Copy out each line in the material below that has the word "Persons".

-- begin --

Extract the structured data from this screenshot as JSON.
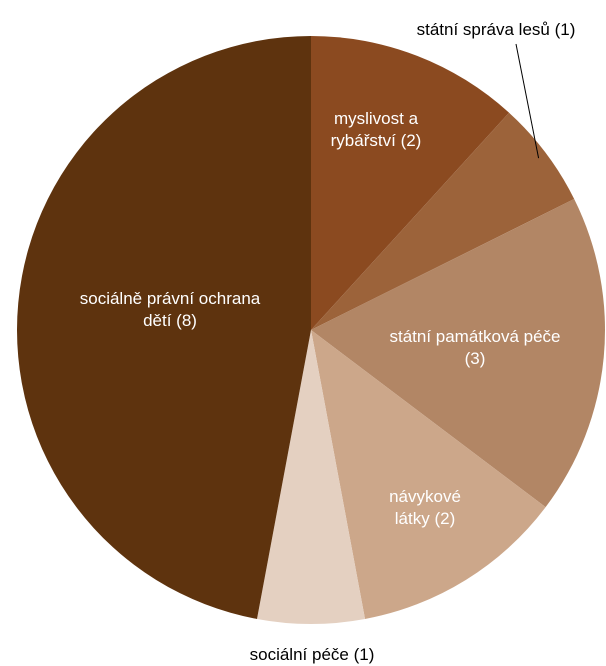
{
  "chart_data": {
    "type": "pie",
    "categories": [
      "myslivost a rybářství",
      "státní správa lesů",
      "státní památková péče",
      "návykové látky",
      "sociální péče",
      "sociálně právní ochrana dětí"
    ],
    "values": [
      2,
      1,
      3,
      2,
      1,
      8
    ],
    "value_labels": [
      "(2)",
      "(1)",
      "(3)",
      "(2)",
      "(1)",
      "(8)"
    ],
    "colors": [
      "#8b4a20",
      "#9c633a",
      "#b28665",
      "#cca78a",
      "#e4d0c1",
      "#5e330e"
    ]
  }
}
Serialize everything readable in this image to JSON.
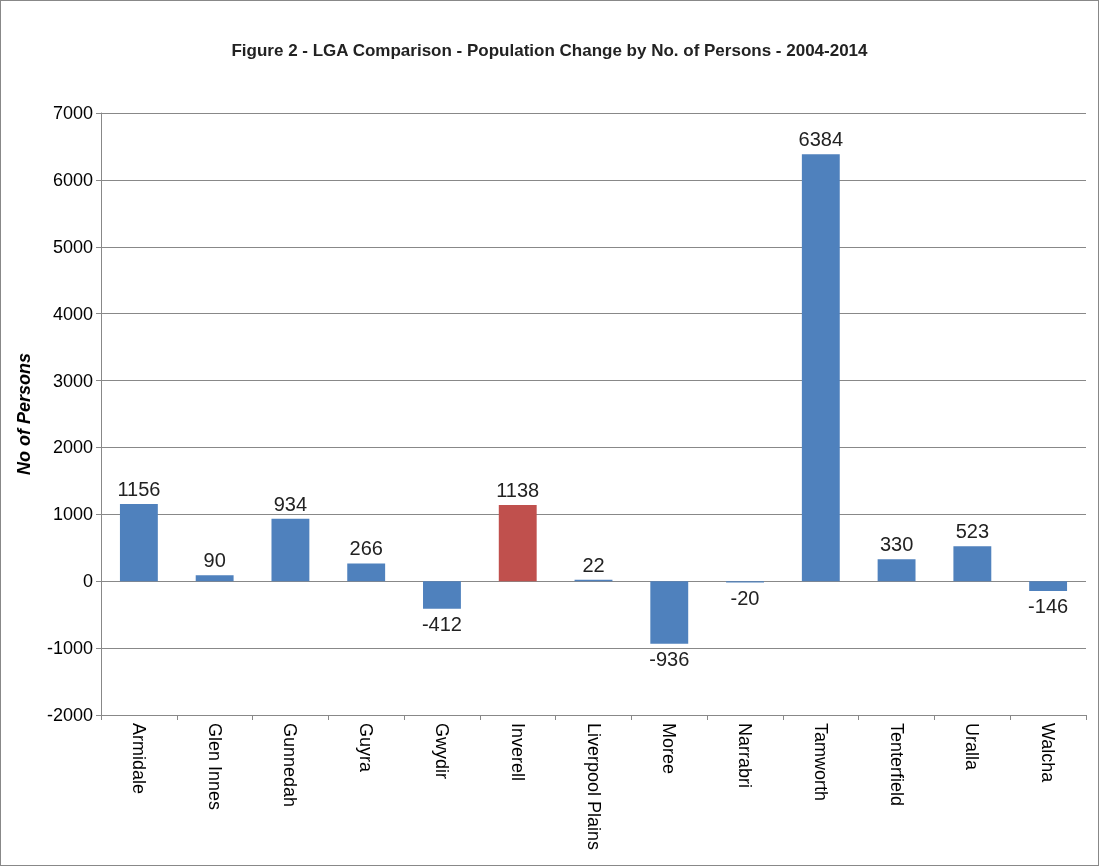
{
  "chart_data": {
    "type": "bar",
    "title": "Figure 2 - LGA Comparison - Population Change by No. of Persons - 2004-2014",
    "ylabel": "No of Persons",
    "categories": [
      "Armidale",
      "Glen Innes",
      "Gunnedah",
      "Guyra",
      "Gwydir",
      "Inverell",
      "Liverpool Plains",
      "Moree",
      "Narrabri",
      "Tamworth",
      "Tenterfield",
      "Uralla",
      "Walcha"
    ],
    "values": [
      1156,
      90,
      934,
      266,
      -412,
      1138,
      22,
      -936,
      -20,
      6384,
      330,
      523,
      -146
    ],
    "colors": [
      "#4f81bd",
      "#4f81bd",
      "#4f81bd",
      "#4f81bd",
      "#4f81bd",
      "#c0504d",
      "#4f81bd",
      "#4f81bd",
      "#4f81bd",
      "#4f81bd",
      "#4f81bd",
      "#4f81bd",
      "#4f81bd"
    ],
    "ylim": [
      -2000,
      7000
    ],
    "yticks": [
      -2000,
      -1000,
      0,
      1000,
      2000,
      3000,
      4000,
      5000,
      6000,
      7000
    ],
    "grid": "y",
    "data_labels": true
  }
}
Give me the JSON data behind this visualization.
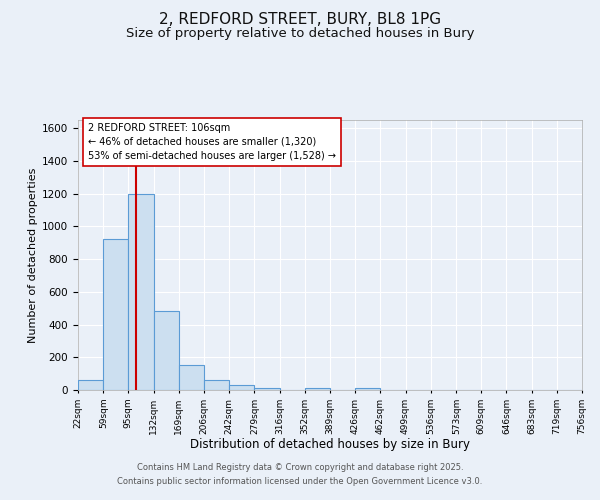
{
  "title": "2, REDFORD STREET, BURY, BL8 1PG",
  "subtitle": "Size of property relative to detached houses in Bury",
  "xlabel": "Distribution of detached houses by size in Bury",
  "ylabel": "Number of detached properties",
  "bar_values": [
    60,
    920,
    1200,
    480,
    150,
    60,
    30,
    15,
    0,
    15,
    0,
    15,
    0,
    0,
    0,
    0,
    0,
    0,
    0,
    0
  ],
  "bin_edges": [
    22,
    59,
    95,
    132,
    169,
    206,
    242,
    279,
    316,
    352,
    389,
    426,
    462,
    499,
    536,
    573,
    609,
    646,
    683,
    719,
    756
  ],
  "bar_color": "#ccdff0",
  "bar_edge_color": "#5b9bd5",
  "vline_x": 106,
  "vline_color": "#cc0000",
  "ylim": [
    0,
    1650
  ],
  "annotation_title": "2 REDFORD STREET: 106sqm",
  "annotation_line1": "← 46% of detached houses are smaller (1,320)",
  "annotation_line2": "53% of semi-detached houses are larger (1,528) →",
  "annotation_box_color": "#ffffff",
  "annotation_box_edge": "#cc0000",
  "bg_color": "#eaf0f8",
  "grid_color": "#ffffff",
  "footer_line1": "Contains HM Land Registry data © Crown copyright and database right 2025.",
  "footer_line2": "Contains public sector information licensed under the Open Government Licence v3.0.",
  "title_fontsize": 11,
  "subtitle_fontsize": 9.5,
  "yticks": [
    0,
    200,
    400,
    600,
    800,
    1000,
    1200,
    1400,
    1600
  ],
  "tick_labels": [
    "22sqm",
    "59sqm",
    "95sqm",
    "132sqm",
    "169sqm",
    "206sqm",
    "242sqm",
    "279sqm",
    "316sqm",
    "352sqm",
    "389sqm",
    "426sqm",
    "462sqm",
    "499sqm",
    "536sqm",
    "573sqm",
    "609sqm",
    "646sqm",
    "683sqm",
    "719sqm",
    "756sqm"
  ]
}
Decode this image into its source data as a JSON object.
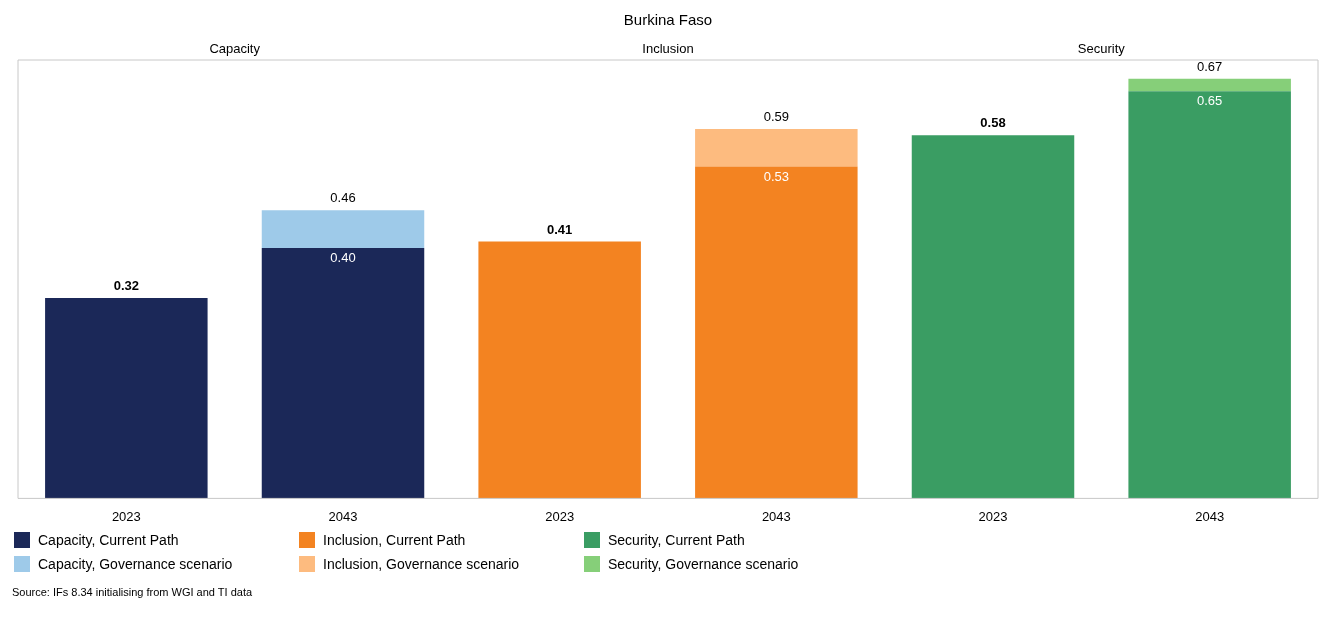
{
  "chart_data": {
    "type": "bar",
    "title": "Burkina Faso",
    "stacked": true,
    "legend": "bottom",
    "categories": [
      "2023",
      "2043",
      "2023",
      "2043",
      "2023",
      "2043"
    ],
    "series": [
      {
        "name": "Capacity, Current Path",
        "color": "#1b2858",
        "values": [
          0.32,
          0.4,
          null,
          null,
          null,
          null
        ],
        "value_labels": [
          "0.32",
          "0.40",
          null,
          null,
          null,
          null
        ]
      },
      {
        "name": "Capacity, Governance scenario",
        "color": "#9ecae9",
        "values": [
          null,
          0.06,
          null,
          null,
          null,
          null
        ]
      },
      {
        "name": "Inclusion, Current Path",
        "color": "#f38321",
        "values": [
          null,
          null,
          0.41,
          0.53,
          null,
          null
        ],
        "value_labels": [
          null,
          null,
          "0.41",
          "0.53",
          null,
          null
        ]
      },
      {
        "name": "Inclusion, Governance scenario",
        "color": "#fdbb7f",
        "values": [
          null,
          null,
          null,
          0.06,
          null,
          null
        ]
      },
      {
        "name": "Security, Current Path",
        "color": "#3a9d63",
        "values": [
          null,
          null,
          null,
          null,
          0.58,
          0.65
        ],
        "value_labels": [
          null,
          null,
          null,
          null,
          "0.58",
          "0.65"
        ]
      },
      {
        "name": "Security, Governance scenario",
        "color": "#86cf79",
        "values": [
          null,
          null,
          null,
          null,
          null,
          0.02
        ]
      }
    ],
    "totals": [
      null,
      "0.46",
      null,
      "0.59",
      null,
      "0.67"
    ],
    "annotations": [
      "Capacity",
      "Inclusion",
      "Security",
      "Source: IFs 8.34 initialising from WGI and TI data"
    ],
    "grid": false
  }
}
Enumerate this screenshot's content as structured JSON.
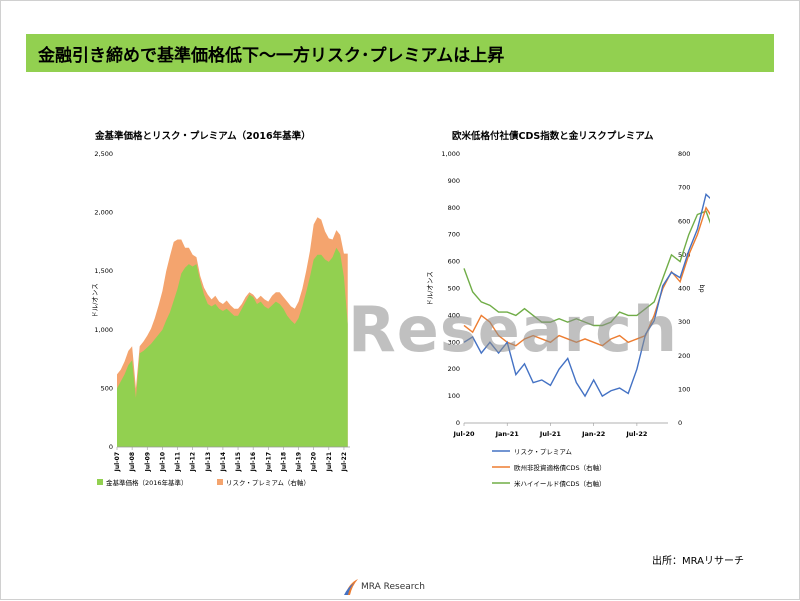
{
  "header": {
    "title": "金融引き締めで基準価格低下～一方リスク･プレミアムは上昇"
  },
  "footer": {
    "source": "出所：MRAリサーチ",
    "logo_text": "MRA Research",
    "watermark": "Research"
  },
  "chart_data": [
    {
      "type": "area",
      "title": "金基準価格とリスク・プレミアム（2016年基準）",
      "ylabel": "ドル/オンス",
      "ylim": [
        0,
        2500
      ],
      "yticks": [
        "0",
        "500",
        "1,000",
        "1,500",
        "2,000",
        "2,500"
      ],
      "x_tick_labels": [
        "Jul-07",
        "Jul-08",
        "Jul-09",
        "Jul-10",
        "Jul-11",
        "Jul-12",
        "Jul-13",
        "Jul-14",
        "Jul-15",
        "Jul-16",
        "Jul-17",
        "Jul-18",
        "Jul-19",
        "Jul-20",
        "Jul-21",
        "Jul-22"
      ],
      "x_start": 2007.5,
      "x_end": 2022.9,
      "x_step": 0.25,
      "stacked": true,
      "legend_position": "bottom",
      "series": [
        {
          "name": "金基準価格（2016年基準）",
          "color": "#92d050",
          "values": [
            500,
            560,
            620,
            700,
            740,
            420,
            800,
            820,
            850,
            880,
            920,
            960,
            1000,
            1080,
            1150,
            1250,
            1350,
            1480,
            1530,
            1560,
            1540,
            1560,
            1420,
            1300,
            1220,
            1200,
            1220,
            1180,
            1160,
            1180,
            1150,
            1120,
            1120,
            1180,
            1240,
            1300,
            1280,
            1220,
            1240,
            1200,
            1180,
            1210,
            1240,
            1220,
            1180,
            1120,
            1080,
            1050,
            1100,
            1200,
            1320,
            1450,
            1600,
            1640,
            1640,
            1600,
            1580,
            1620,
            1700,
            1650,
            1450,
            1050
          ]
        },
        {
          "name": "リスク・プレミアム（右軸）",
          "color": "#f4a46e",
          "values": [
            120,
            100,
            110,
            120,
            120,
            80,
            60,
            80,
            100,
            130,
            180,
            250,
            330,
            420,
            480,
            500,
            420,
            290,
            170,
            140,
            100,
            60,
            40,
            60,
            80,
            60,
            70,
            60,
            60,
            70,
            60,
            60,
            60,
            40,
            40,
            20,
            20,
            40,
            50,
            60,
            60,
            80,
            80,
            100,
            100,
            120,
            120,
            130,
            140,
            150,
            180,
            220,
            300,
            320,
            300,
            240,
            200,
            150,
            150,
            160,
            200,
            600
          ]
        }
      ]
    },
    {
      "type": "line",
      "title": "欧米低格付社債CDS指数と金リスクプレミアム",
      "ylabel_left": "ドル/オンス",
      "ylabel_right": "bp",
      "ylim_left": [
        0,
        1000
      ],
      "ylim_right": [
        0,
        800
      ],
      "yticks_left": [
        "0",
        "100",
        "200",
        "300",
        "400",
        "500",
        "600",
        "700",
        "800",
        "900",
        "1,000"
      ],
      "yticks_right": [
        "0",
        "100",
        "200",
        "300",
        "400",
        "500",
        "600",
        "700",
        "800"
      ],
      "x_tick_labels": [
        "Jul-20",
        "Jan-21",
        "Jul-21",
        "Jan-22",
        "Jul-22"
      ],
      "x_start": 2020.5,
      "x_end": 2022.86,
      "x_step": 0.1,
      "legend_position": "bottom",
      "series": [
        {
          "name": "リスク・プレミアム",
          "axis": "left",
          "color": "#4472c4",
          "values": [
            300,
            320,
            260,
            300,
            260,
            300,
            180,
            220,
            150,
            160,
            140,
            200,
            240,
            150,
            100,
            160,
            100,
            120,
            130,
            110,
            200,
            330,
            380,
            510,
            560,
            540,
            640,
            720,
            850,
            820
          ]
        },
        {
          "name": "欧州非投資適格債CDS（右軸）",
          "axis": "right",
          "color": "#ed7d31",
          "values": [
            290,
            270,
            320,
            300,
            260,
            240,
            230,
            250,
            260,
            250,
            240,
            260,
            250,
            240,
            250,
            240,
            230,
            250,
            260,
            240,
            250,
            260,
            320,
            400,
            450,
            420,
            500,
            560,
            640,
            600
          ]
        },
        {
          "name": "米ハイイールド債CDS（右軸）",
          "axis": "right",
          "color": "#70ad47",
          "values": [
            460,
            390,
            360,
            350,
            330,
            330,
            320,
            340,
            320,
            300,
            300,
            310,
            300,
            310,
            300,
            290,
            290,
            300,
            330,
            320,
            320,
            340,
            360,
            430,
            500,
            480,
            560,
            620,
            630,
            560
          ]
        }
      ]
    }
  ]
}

-- end --

Full response
    "title": "Figure 2 - LGA Comparison - Population Change by No. of Persons - 2004-2014",
    "ylabel": "No of Persons",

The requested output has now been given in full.